*MATERIAL*.
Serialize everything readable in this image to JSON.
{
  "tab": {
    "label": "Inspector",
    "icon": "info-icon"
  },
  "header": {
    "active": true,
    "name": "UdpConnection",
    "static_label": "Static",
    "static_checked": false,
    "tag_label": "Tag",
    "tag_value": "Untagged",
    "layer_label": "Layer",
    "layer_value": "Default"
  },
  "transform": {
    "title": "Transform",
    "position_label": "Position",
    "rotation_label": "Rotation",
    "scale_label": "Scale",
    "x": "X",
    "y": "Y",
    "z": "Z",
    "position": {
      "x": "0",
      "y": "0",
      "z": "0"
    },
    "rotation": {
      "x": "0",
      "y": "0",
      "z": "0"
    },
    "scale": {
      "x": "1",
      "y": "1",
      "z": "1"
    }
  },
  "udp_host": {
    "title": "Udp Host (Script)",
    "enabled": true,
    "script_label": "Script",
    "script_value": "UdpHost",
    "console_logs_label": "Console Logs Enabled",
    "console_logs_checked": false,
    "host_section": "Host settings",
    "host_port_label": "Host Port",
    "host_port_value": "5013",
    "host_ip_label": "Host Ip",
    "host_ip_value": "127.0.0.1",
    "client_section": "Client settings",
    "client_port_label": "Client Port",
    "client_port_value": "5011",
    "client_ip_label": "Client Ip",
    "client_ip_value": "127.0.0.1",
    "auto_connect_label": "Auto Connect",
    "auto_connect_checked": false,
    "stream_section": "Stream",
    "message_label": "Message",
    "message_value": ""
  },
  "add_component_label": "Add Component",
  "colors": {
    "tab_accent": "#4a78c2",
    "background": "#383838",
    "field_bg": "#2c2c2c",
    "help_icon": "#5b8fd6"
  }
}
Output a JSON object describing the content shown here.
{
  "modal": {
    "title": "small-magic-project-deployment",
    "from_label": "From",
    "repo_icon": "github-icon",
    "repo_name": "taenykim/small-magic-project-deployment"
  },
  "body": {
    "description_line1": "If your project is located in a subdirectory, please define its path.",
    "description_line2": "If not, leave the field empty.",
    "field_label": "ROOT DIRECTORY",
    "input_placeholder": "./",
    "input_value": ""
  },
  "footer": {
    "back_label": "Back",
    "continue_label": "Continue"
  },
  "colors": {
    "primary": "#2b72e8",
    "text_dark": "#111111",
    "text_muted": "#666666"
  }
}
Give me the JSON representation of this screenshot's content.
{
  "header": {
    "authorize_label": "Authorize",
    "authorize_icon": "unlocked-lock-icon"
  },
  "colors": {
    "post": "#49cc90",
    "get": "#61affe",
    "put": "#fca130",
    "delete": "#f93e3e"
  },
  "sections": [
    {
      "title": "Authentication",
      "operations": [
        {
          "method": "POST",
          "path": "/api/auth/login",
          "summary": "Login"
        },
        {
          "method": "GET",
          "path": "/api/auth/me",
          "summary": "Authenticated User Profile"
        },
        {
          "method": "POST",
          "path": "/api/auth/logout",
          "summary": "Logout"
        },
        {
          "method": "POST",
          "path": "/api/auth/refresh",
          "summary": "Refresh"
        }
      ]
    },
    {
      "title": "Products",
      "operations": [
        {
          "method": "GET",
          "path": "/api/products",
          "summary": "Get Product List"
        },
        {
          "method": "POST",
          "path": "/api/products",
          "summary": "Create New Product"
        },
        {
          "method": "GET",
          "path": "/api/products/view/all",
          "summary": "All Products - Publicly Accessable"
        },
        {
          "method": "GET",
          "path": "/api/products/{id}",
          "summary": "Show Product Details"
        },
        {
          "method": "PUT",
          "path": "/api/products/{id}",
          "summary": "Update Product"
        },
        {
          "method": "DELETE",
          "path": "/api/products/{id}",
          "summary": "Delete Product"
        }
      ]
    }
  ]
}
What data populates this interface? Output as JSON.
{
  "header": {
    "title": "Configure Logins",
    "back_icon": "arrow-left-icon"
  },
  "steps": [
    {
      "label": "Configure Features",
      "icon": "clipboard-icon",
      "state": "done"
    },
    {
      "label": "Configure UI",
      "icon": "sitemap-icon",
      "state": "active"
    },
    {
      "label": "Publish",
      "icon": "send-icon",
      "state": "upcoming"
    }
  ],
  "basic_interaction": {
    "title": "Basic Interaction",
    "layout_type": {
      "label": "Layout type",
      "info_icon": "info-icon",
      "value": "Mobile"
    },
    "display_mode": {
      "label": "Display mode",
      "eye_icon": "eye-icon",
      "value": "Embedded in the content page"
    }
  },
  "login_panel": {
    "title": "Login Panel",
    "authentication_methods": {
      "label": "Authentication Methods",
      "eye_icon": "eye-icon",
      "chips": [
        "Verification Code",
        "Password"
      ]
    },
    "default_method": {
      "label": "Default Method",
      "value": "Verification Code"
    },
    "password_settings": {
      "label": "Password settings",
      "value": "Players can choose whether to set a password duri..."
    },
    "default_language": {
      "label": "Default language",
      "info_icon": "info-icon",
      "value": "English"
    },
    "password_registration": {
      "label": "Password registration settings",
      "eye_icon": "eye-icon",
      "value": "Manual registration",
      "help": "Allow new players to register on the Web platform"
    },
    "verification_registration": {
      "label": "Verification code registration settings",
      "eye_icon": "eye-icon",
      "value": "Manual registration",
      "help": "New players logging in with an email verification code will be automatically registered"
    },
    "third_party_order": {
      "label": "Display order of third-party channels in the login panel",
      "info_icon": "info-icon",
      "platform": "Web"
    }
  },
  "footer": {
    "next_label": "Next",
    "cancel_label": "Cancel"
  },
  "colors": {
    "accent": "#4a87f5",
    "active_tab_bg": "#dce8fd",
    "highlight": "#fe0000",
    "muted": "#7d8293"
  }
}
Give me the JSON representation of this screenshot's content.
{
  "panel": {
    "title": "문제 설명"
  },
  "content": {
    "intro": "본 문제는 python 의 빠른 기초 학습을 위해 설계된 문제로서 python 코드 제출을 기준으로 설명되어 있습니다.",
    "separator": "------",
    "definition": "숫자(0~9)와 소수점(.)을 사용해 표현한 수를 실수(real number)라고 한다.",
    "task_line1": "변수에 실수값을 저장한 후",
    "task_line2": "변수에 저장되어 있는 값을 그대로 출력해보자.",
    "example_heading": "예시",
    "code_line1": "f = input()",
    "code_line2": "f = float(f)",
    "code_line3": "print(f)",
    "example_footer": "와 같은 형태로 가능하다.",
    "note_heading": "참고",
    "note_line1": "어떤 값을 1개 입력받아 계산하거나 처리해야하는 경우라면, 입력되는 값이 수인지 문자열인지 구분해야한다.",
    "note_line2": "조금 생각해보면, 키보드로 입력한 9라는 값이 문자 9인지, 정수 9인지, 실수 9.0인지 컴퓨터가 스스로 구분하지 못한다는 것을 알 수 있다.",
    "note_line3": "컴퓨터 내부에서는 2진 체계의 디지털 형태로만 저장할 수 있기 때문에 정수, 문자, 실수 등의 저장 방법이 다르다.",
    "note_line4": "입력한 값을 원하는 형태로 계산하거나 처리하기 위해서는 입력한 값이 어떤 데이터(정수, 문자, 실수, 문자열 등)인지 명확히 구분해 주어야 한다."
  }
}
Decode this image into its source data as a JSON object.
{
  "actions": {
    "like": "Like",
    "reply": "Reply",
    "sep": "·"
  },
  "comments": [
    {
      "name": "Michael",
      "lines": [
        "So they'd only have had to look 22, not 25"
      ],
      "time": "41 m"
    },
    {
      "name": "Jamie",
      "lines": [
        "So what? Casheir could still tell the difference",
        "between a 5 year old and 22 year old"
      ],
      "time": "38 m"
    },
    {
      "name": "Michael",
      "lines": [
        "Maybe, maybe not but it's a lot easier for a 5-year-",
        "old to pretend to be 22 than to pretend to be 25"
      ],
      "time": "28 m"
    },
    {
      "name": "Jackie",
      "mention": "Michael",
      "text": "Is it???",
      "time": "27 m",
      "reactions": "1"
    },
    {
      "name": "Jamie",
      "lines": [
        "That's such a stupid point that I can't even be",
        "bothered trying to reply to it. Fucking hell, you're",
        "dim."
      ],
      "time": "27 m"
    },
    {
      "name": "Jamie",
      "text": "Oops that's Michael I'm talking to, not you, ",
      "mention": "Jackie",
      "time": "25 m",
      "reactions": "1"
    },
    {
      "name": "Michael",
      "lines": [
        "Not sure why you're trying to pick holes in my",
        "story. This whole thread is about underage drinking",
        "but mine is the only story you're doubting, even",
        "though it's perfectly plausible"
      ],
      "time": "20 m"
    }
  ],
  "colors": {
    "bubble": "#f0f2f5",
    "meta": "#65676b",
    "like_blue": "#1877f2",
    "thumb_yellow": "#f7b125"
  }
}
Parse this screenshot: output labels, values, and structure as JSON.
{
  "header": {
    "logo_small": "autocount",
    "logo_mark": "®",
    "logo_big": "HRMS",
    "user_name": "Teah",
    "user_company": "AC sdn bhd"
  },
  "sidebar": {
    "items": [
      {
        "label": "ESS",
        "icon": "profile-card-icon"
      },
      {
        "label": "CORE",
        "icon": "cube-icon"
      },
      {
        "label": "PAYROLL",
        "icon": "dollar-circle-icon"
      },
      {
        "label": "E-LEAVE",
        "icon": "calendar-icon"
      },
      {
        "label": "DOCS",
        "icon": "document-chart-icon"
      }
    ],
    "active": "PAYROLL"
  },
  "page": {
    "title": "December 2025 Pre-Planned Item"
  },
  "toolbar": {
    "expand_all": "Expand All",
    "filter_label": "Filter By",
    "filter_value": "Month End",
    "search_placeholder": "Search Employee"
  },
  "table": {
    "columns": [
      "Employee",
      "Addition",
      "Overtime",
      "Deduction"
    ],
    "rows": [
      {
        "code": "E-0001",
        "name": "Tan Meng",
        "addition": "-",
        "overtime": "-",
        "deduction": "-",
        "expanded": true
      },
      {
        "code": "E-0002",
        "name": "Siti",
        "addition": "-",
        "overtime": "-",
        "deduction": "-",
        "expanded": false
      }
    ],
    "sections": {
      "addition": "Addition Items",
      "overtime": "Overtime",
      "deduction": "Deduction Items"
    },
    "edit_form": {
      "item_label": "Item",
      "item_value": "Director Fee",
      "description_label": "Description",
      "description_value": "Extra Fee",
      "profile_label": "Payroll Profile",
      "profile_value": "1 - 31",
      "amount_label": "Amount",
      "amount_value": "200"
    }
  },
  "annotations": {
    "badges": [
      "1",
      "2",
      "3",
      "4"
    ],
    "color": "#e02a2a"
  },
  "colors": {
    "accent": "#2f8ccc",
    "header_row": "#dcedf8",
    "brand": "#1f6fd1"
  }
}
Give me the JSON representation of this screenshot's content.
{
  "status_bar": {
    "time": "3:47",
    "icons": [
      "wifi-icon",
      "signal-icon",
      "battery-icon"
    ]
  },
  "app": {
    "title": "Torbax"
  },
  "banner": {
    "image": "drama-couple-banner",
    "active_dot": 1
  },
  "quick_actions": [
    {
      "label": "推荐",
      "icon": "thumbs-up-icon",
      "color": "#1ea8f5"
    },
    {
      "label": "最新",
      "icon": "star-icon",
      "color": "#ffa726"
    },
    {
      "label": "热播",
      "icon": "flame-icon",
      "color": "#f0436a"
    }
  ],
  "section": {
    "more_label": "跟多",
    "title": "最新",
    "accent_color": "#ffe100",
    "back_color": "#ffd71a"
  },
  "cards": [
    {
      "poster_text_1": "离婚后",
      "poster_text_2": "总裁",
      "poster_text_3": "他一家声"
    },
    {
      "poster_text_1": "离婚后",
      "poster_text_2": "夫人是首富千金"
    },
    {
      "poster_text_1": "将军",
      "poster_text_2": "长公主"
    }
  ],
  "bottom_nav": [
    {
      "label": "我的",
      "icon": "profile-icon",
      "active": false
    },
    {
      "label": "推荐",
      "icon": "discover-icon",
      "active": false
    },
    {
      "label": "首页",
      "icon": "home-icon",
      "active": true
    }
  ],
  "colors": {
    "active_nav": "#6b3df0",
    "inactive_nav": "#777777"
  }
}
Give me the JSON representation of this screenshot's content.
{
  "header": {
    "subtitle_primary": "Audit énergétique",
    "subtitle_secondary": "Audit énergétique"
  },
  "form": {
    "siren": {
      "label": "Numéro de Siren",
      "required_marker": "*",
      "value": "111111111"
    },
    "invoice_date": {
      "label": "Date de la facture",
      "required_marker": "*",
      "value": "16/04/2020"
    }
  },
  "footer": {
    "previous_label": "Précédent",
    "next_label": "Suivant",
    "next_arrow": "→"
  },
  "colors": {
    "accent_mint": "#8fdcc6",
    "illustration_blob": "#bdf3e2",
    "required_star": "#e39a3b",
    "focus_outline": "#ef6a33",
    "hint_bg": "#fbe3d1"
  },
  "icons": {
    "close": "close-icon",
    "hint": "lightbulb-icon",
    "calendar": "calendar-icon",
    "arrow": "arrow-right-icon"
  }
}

*STATED TASK*. Find how many lines of the listing include the string "story" and give that number, nothing else.

*RESPONSE FOR THIS EXERCISE*. 2